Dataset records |
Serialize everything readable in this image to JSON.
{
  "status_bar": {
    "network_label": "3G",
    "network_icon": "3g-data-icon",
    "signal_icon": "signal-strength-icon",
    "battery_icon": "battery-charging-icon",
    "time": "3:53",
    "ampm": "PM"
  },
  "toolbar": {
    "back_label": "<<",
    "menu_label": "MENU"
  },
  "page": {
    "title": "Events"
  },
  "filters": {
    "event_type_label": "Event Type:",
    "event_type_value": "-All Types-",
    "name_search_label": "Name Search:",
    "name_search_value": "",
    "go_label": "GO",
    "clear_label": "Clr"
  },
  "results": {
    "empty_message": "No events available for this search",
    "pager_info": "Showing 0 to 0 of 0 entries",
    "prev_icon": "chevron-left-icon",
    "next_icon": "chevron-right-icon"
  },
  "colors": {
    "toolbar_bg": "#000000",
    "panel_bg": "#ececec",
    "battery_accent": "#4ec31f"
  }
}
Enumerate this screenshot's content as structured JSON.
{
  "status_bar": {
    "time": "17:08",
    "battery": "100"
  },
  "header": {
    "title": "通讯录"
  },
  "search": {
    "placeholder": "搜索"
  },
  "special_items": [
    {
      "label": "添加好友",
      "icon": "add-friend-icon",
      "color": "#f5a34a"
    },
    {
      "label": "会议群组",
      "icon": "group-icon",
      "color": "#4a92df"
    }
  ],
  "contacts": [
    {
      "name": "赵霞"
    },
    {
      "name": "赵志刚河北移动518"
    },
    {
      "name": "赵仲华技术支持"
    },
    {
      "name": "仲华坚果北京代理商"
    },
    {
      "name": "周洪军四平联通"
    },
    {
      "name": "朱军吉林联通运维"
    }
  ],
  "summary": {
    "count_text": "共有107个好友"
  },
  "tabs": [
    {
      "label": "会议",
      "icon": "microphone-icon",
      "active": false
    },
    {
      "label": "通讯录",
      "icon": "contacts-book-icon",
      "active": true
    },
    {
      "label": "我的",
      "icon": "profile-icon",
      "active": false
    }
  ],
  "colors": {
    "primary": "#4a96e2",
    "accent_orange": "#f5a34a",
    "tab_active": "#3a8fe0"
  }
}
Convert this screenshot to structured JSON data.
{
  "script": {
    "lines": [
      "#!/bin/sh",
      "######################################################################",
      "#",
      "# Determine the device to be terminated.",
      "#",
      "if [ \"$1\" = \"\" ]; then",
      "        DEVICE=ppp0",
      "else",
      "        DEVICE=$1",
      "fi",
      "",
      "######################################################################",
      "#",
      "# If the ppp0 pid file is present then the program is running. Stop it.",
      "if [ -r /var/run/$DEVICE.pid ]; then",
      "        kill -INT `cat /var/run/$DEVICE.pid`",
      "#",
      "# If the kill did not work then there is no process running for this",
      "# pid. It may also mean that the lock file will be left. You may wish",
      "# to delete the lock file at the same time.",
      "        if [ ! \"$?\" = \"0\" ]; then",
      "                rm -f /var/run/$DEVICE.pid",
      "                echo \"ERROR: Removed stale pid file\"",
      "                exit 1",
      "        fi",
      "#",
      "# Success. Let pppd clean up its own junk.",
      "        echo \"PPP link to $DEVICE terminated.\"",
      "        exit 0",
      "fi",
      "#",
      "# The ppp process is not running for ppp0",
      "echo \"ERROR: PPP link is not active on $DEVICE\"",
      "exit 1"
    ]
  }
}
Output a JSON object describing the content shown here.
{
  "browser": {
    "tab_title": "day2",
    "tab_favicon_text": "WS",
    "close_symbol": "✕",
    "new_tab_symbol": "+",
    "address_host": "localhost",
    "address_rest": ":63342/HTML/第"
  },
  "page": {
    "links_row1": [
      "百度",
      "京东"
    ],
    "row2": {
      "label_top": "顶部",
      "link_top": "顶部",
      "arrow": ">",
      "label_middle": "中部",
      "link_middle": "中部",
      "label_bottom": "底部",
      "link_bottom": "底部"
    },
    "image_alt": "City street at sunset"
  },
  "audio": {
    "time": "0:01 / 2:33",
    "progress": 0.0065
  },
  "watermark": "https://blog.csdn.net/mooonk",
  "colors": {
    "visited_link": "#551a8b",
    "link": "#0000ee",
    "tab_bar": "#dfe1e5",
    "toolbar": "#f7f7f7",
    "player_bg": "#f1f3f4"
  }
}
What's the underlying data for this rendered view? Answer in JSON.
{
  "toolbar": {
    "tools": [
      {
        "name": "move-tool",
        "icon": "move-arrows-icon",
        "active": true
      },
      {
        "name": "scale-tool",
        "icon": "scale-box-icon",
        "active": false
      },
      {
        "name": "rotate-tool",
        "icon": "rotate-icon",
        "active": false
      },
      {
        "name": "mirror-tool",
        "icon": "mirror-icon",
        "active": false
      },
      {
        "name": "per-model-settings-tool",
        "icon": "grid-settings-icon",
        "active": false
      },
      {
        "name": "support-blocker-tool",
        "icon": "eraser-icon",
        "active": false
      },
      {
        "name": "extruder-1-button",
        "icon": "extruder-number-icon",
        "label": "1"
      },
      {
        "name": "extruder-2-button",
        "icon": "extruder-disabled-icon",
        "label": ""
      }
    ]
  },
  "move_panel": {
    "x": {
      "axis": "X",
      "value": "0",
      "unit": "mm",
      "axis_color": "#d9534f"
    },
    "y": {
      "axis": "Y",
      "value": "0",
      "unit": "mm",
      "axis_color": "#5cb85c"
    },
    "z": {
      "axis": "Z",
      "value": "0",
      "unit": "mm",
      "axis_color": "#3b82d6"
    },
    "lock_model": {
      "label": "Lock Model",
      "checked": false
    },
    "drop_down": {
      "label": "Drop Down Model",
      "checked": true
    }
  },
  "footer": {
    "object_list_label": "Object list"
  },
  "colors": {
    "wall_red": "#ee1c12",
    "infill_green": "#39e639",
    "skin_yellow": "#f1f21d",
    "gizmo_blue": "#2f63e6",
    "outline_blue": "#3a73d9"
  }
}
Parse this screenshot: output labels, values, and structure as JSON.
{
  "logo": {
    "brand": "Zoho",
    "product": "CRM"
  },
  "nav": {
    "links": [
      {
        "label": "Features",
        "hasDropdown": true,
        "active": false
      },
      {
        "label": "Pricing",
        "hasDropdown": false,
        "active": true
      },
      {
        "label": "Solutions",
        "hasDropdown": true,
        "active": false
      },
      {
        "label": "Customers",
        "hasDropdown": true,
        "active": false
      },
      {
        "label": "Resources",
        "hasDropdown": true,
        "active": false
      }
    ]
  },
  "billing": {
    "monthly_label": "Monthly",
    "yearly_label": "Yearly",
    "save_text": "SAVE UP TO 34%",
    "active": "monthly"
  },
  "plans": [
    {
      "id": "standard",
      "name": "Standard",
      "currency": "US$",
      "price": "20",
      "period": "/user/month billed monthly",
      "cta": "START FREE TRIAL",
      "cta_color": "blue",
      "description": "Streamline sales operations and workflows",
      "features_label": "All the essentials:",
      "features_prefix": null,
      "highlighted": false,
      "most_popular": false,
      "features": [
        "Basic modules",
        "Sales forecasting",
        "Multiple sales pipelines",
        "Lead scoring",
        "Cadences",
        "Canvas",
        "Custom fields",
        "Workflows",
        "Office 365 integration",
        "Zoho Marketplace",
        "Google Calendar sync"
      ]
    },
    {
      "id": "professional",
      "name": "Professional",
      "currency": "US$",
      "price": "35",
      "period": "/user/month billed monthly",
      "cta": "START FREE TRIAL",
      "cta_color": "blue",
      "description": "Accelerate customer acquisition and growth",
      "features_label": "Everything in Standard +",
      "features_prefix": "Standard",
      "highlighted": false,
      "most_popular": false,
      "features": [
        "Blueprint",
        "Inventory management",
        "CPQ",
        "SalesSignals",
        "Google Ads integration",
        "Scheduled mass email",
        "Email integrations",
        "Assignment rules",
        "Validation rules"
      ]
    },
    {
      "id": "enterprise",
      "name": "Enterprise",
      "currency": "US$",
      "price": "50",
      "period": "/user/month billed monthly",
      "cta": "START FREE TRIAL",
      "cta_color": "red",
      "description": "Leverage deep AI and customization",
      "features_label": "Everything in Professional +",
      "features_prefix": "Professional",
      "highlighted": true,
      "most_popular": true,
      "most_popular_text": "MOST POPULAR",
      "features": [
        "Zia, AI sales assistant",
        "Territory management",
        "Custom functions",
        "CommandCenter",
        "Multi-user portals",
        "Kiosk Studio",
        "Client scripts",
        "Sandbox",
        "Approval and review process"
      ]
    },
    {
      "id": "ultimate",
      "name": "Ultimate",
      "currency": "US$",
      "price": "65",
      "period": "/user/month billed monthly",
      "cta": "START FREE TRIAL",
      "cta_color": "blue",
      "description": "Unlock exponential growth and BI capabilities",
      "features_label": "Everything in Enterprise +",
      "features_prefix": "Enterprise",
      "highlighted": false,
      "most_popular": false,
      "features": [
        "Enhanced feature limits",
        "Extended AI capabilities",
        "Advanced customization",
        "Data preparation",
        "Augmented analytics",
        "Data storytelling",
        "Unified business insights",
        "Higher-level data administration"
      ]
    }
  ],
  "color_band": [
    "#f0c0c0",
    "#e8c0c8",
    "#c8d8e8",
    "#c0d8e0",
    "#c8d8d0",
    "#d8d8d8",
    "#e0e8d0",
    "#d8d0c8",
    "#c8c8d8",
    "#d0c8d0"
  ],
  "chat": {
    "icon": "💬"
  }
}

Exercise task | Using the material above, gather every line that includes "time".

Task answer |
    "time": "3:53",
    "time": "17:08",
      "# to delete the lock file at the same time.",
    "time": "0:01 / 2:33",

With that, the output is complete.